## STATED TASK
Each record that follows should be repeated exactly, minus any images.

+++ INPUT RECORDS

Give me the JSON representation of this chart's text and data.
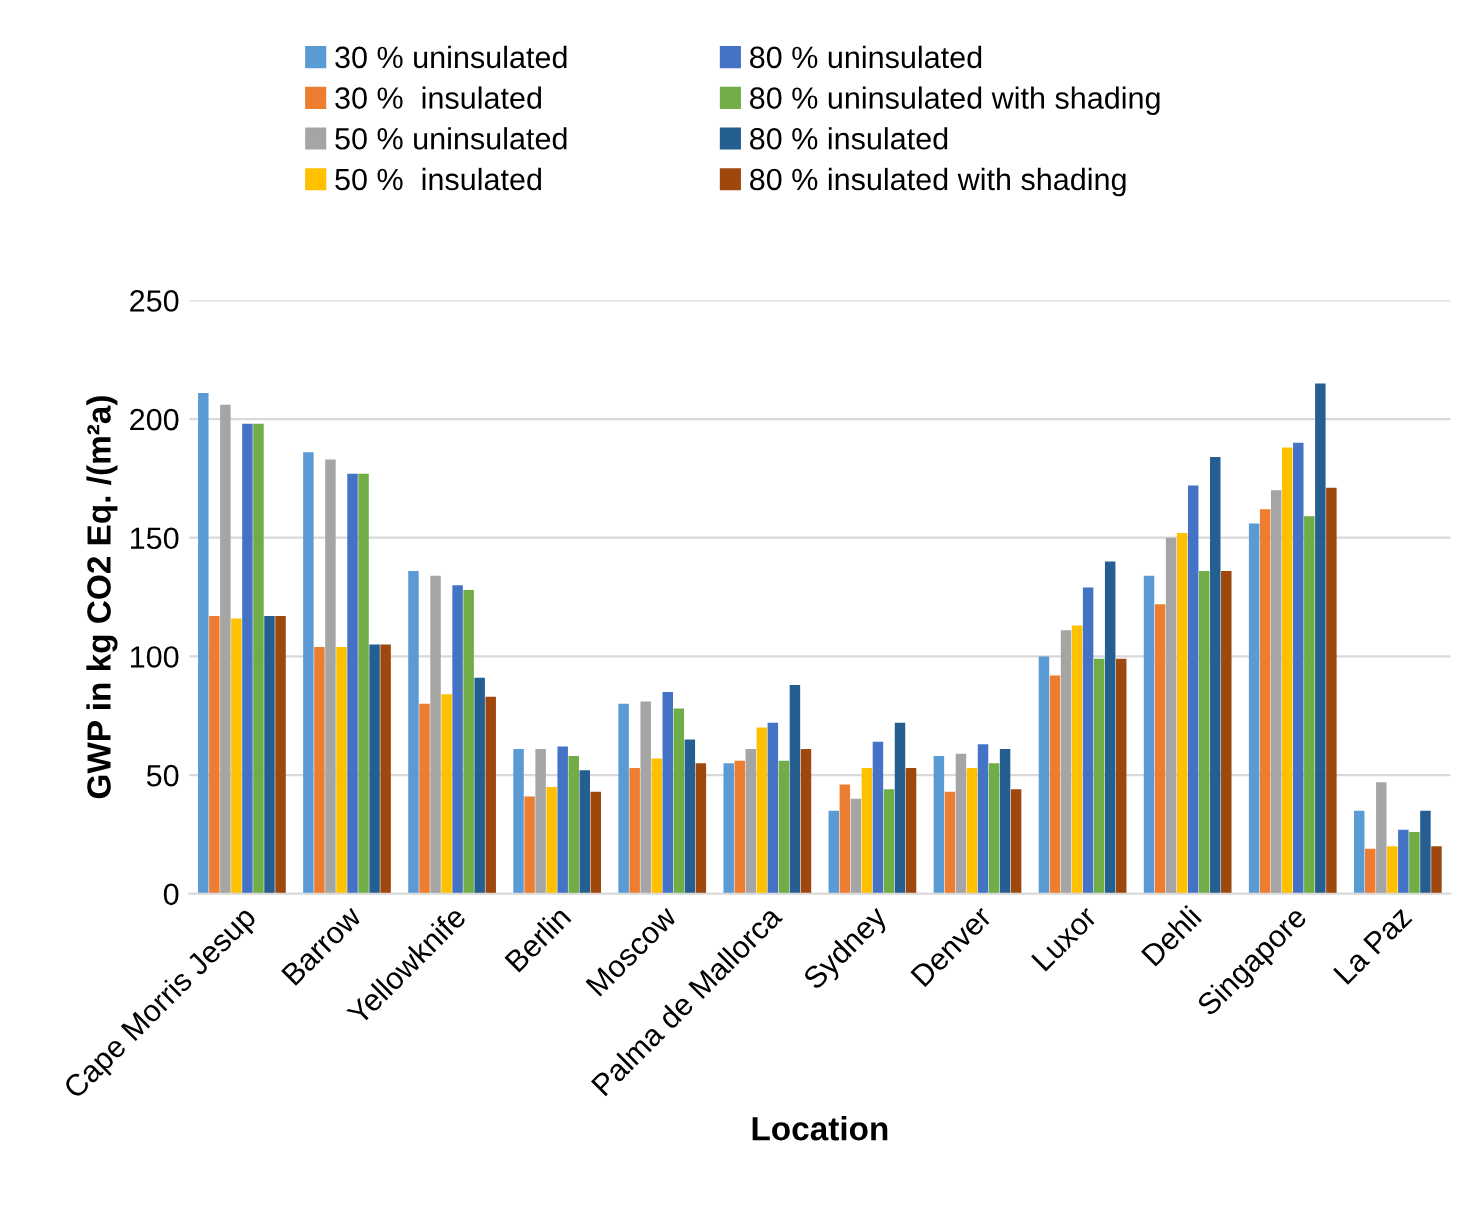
{
  "chart_data": {
    "type": "bar",
    "xlabel": "Location",
    "ylabel": "GWP in kg CO2 Eq. /(m²a)",
    "categories": [
      "Cape Morris Jesup",
      "Barrow",
      "Yellowknife",
      "Berlin",
      "Moscow",
      "Palma de Mallorca",
      "Sydney",
      "Denver",
      "Luxor",
      "Dehli",
      "Singapore",
      "La Paz"
    ],
    "series": [
      {
        "name": "30 % uninsulated",
        "color": "#5b9bd5",
        "values": [
          211,
          186,
          136,
          61,
          80,
          55,
          35,
          58,
          100,
          134,
          156,
          35
        ]
      },
      {
        "name": "30 %  insulated",
        "color": "#ed7d31",
        "values": [
          117,
          104,
          80,
          41,
          53,
          56,
          46,
          43,
          92,
          122,
          162,
          19
        ]
      },
      {
        "name": "50 % uninsulated",
        "color": "#a5a5a5",
        "values": [
          206,
          183,
          134,
          61,
          81,
          61,
          40,
          59,
          111,
          150,
          170,
          47
        ]
      },
      {
        "name": "50 %  insulated",
        "color": "#ffc000",
        "values": [
          116,
          104,
          84,
          45,
          57,
          70,
          53,
          53,
          113,
          152,
          188,
          20
        ]
      },
      {
        "name": "80 % uninsulated",
        "color": "#4472c4",
        "values": [
          198,
          177,
          130,
          62,
          85,
          72,
          64,
          63,
          129,
          172,
          190,
          27
        ]
      },
      {
        "name": "80 % uninsulated with shading",
        "color": "#70ad47",
        "values": [
          198,
          177,
          128,
          58,
          78,
          56,
          44,
          55,
          99,
          136,
          159,
          26
        ]
      },
      {
        "name": "80 % insulated",
        "color": "#255e91",
        "values": [
          117,
          105,
          91,
          52,
          65,
          88,
          72,
          61,
          140,
          184,
          215,
          35
        ]
      },
      {
        "name": "80 % insulated with shading",
        "color": "#9e480e",
        "values": [
          117,
          105,
          83,
          43,
          55,
          61,
          53,
          44,
          99,
          136,
          171,
          20
        ]
      }
    ],
    "ylim": [
      0,
      250
    ],
    "yticks": [
      0,
      50,
      100,
      150,
      200,
      250
    ],
    "grid": "y",
    "legend": "top"
  }
}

++++++

## IN RESPONSE
Give me the JSON representation of this chart's text and data.
{
  "chart_data": {
    "type": "bar",
    "xlabel": "Location",
    "ylabel": "GWP in kg CO2 Eq. /(m²a)",
    "categories": [
      "Cape Morris Jesup",
      "Barrow",
      "Yellowknife",
      "Berlin",
      "Moscow",
      "Palma de Mallorca",
      "Sydney",
      "Denver",
      "Luxor",
      "Dehli",
      "Singapore",
      "La Paz"
    ],
    "series": [
      {
        "name": "30 % uninsulated",
        "color": "#5b9bd5",
        "values": [
          211,
          186,
          136,
          61,
          80,
          55,
          35,
          58,
          100,
          134,
          156,
          35
        ]
      },
      {
        "name": "30 %  insulated",
        "color": "#ed7d31",
        "values": [
          117,
          104,
          80,
          41,
          53,
          56,
          46,
          43,
          92,
          122,
          162,
          19
        ]
      },
      {
        "name": "50 % uninsulated",
        "color": "#a5a5a5",
        "values": [
          206,
          183,
          134,
          61,
          81,
          61,
          40,
          59,
          111,
          150,
          170,
          47
        ]
      },
      {
        "name": "50 %  insulated",
        "color": "#ffc000",
        "values": [
          116,
          104,
          84,
          45,
          57,
          70,
          53,
          53,
          113,
          152,
          188,
          20
        ]
      },
      {
        "name": "80 % uninsulated",
        "color": "#4472c4",
        "values": [
          198,
          177,
          130,
          62,
          85,
          72,
          64,
          63,
          129,
          172,
          190,
          27
        ]
      },
      {
        "name": "80 % uninsulated with shading",
        "color": "#70ad47",
        "values": [
          198,
          177,
          128,
          58,
          78,
          56,
          44,
          55,
          99,
          136,
          159,
          26
        ]
      },
      {
        "name": "80 % insulated",
        "color": "#255e91",
        "values": [
          117,
          105,
          91,
          52,
          65,
          88,
          72,
          61,
          140,
          184,
          215,
          35
        ]
      },
      {
        "name": "80 % insulated with shading",
        "color": "#9e480e",
        "values": [
          117,
          105,
          83,
          43,
          55,
          61,
          53,
          44,
          99,
          136,
          171,
          20
        ]
      }
    ],
    "ylim": [
      0,
      250
    ],
    "yticks": [
      0,
      50,
      100,
      150,
      200,
      250
    ],
    "grid": "y",
    "legend": "top"
  }
}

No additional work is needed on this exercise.